### The exercise:
Collect all lines below with the string "respondent".

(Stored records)
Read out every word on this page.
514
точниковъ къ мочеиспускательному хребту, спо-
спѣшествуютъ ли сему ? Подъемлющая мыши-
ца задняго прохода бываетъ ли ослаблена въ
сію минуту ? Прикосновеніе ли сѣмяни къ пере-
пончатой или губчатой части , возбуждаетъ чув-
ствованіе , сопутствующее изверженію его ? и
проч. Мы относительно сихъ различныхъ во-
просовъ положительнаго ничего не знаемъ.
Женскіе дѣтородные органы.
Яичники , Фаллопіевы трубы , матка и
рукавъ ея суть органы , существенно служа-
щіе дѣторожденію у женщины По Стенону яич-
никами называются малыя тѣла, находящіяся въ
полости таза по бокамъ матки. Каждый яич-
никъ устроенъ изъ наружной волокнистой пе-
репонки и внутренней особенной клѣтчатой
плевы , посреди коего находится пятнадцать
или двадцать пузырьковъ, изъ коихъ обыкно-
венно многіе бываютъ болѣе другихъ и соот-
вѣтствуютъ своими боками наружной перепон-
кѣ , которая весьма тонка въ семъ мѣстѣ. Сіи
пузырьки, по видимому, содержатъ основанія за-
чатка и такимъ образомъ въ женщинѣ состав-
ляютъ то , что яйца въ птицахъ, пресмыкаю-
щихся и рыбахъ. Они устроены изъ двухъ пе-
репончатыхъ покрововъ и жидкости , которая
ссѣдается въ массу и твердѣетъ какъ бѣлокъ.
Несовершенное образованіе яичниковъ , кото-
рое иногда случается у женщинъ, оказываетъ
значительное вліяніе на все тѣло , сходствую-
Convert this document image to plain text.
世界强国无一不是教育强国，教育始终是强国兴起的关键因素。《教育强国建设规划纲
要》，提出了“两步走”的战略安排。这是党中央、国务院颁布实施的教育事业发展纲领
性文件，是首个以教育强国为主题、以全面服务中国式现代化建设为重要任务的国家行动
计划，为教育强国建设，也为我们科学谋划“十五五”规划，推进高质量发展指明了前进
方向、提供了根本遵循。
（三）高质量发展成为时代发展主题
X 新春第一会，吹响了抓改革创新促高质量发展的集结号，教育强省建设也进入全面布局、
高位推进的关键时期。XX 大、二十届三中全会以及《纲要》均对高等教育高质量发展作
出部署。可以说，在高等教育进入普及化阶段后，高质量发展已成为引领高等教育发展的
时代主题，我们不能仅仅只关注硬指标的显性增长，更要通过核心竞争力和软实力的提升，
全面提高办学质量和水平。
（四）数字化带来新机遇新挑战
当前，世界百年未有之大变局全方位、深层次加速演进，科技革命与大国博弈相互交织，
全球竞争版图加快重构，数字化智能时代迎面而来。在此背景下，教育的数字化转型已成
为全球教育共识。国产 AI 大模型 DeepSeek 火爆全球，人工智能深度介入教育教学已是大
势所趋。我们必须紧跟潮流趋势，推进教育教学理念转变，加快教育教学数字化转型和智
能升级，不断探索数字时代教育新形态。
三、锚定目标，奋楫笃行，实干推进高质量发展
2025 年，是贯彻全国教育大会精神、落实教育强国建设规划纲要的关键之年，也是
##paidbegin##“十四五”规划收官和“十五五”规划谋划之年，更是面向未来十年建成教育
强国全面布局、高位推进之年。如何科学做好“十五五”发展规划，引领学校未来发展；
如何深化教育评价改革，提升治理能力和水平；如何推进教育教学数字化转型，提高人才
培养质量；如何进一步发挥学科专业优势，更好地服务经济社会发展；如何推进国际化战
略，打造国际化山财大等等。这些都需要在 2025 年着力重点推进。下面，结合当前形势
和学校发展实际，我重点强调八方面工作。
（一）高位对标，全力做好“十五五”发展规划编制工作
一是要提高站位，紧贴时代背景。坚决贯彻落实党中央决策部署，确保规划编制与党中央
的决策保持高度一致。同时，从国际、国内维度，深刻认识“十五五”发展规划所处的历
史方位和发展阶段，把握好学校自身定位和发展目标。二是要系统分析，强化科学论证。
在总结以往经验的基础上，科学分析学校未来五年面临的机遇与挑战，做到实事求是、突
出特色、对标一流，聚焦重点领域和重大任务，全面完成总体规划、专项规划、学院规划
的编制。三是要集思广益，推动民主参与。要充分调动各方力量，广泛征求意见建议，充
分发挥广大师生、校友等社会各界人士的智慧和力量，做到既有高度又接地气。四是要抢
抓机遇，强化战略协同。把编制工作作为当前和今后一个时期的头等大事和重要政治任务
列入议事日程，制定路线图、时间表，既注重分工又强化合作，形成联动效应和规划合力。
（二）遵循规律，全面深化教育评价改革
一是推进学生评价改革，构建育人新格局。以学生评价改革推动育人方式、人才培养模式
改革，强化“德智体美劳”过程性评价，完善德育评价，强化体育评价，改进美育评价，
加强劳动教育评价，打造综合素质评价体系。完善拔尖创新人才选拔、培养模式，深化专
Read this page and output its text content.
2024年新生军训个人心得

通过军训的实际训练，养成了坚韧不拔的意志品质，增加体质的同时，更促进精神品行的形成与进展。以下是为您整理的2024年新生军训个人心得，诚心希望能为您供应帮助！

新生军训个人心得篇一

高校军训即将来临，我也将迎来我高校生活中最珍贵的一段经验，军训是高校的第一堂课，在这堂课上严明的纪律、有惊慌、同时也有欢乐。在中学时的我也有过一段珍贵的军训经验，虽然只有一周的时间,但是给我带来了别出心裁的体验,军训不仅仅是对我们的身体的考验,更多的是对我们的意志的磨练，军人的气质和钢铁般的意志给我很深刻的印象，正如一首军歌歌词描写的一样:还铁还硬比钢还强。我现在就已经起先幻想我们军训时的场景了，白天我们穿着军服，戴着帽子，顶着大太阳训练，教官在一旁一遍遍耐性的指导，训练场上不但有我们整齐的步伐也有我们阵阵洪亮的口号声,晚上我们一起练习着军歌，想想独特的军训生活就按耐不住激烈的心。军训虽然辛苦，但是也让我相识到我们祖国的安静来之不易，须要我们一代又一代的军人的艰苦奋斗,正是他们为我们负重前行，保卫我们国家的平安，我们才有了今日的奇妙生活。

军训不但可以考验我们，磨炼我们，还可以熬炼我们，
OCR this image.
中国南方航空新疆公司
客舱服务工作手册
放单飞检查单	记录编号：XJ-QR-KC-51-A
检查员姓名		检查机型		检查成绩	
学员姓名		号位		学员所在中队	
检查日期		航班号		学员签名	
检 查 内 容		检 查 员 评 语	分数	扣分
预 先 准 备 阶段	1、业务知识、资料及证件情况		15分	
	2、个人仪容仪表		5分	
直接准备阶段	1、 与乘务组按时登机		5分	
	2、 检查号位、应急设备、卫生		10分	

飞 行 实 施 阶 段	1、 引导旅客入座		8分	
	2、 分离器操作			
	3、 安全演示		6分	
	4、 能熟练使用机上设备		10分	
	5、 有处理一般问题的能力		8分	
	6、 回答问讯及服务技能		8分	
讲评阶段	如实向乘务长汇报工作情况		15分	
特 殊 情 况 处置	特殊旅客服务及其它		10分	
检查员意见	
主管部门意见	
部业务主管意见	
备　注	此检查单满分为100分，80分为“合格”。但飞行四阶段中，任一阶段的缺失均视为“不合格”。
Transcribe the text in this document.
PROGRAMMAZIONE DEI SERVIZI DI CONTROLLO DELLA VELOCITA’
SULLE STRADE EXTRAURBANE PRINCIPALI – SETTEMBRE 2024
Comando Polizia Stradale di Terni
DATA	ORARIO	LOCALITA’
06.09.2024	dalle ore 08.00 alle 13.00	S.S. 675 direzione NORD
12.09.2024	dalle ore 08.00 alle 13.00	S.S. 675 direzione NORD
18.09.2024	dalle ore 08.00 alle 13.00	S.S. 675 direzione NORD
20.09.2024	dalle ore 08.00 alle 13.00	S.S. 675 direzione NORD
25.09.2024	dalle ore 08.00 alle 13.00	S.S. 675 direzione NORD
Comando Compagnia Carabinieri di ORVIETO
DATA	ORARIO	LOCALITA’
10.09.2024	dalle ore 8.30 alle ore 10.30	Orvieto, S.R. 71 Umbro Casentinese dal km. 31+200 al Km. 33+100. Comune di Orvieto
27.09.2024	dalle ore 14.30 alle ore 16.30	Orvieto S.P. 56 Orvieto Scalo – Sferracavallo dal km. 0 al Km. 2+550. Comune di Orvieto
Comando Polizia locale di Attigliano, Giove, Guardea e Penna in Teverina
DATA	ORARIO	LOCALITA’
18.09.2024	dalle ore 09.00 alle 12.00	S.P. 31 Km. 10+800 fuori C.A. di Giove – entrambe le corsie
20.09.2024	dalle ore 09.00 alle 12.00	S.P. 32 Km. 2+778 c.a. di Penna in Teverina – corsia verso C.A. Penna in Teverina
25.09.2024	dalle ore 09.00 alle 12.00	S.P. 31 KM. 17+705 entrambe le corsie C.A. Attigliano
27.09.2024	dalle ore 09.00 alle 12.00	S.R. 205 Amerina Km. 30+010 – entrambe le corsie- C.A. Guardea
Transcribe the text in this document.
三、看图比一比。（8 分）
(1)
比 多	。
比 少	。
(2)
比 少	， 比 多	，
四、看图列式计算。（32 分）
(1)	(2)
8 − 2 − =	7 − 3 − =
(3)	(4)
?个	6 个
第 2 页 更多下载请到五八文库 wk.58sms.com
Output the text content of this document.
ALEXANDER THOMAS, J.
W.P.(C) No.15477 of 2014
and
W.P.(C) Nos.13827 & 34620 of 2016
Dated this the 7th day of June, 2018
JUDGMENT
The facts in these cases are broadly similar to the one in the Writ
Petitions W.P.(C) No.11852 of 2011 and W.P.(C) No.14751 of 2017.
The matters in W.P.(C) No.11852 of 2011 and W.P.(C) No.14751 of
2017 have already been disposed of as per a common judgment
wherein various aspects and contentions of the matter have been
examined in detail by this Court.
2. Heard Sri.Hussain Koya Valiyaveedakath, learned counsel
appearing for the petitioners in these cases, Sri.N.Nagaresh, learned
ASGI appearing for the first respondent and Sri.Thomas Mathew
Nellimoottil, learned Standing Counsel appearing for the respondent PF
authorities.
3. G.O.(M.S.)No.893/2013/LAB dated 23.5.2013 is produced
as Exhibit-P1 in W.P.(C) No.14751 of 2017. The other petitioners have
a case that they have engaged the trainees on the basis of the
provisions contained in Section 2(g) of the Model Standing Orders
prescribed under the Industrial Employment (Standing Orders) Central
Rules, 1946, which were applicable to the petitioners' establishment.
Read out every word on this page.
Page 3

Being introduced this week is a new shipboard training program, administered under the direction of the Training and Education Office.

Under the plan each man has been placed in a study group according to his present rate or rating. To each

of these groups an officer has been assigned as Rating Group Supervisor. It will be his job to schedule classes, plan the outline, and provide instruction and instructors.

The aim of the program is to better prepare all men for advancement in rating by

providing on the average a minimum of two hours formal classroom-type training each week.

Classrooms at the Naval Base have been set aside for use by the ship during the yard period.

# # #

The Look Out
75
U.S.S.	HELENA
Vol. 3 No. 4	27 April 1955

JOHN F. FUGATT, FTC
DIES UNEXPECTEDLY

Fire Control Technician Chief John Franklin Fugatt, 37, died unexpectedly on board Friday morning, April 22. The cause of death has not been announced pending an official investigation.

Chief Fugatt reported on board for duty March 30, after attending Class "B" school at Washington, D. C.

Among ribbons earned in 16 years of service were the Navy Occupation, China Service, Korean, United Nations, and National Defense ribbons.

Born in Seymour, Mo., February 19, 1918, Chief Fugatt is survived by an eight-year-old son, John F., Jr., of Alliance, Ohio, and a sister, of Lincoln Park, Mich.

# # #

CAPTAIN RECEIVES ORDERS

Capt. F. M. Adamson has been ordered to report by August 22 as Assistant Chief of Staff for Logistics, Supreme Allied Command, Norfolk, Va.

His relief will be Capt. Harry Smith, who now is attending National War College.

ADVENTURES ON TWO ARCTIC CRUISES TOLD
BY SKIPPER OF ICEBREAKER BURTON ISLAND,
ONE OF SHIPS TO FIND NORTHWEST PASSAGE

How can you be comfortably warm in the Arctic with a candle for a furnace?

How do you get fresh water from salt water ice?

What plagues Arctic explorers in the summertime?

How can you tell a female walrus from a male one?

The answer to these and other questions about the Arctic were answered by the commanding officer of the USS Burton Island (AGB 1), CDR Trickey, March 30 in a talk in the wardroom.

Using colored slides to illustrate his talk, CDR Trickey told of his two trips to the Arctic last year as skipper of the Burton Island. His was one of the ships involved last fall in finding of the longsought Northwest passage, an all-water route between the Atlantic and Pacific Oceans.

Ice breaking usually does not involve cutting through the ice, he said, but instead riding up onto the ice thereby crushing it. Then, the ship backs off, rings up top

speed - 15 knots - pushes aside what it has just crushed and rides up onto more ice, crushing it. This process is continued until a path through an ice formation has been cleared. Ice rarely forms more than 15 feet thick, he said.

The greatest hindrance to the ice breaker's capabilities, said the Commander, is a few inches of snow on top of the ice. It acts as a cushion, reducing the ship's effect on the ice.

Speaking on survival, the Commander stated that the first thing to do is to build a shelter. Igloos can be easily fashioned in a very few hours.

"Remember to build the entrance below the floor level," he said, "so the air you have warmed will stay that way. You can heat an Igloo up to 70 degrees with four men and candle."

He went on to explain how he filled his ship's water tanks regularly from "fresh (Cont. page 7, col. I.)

### Answer to this task:
ASGI appearing for the first respondent and Sri.Thomas Mathew
Nellimoottil, learned Standing Counsel appearing for the respondent PF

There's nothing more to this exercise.